Data items:
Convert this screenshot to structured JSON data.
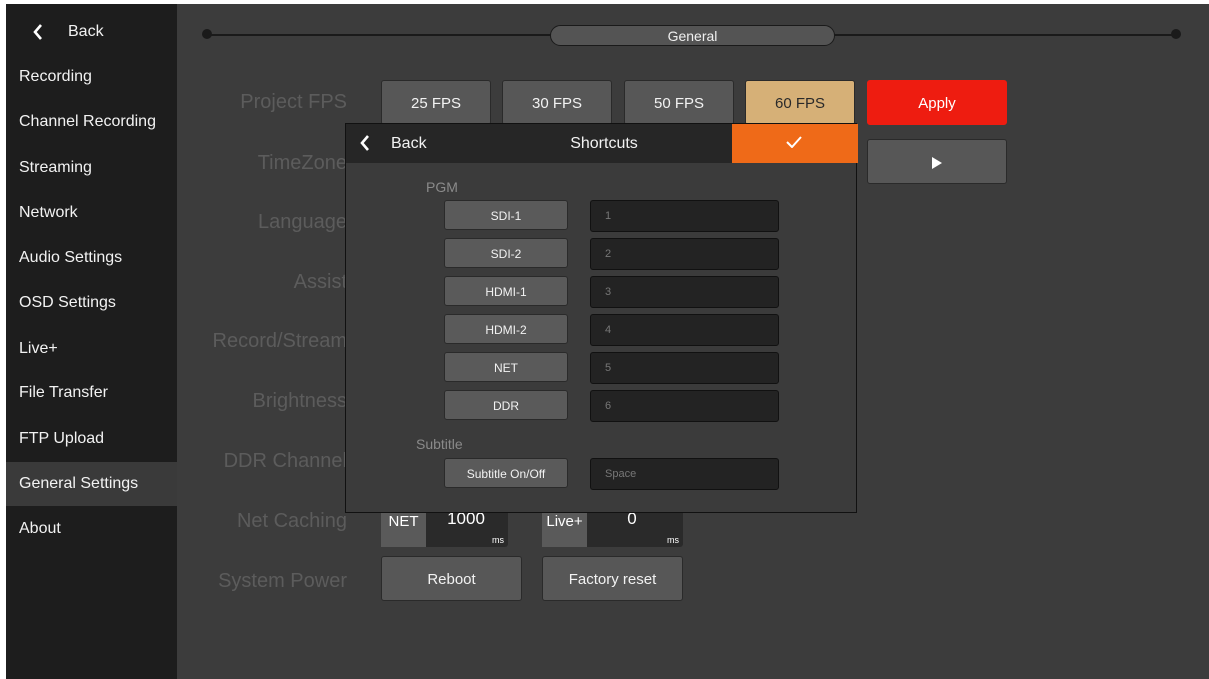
{
  "sidebar": {
    "back_label": "Back",
    "items": [
      {
        "label": "Recording"
      },
      {
        "label": "Channel Recording"
      },
      {
        "label": "Streaming"
      },
      {
        "label": "Network"
      },
      {
        "label": "Audio Settings"
      },
      {
        "label": "OSD Settings"
      },
      {
        "label": "Live+"
      },
      {
        "label": "File Transfer"
      },
      {
        "label": "FTP Upload"
      },
      {
        "label": "General Settings",
        "active": true
      },
      {
        "label": "About"
      }
    ]
  },
  "header": {
    "tab": "General"
  },
  "settings": {
    "project_fps_label": "Project FPS",
    "fps_options": [
      "25 FPS",
      "30 FPS",
      "50 FPS",
      "60 FPS"
    ],
    "fps_selected": "60 FPS",
    "apply_label": "Apply",
    "timezone_label": "TimeZone",
    "language_label": "Language",
    "assist_label": "Assist",
    "record_stream_label": "Record/Stream",
    "brightness_label": "Brightness",
    "ddr_channel_label": "DDR Channel",
    "net_caching_label": "Net Caching",
    "net_tag": "NET",
    "net_value": "1000",
    "net_unit": "ms",
    "live_tag": "Live+",
    "live_value": "0",
    "live_unit": "ms",
    "system_power_label": "System Power",
    "reboot_label": "Reboot",
    "factory_reset_label": "Factory reset"
  },
  "modal": {
    "back_label": "Back",
    "title": "Shortcuts",
    "pgm_label": "PGM",
    "shortcuts": [
      {
        "source": "SDI-1",
        "key": "1"
      },
      {
        "source": "SDI-2",
        "key": "2"
      },
      {
        "source": "HDMI-1",
        "key": "3"
      },
      {
        "source": "HDMI-2",
        "key": "4"
      },
      {
        "source": "NET",
        "key": "5"
      },
      {
        "source": "DDR",
        "key": "6"
      }
    ],
    "subtitle_label": "Subtitle",
    "subtitle_button": "Subtitle On/Off",
    "subtitle_key": "Space"
  },
  "colors": {
    "accent": "#ef6a18",
    "apply": "#ee1c10",
    "selected_fps": "#d6b077"
  }
}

» WRITTEN INSTRUCTION
Determine how many lines of the data contain the word "Recording", and reply with that number only.

» WRITTEN SOLUTION
2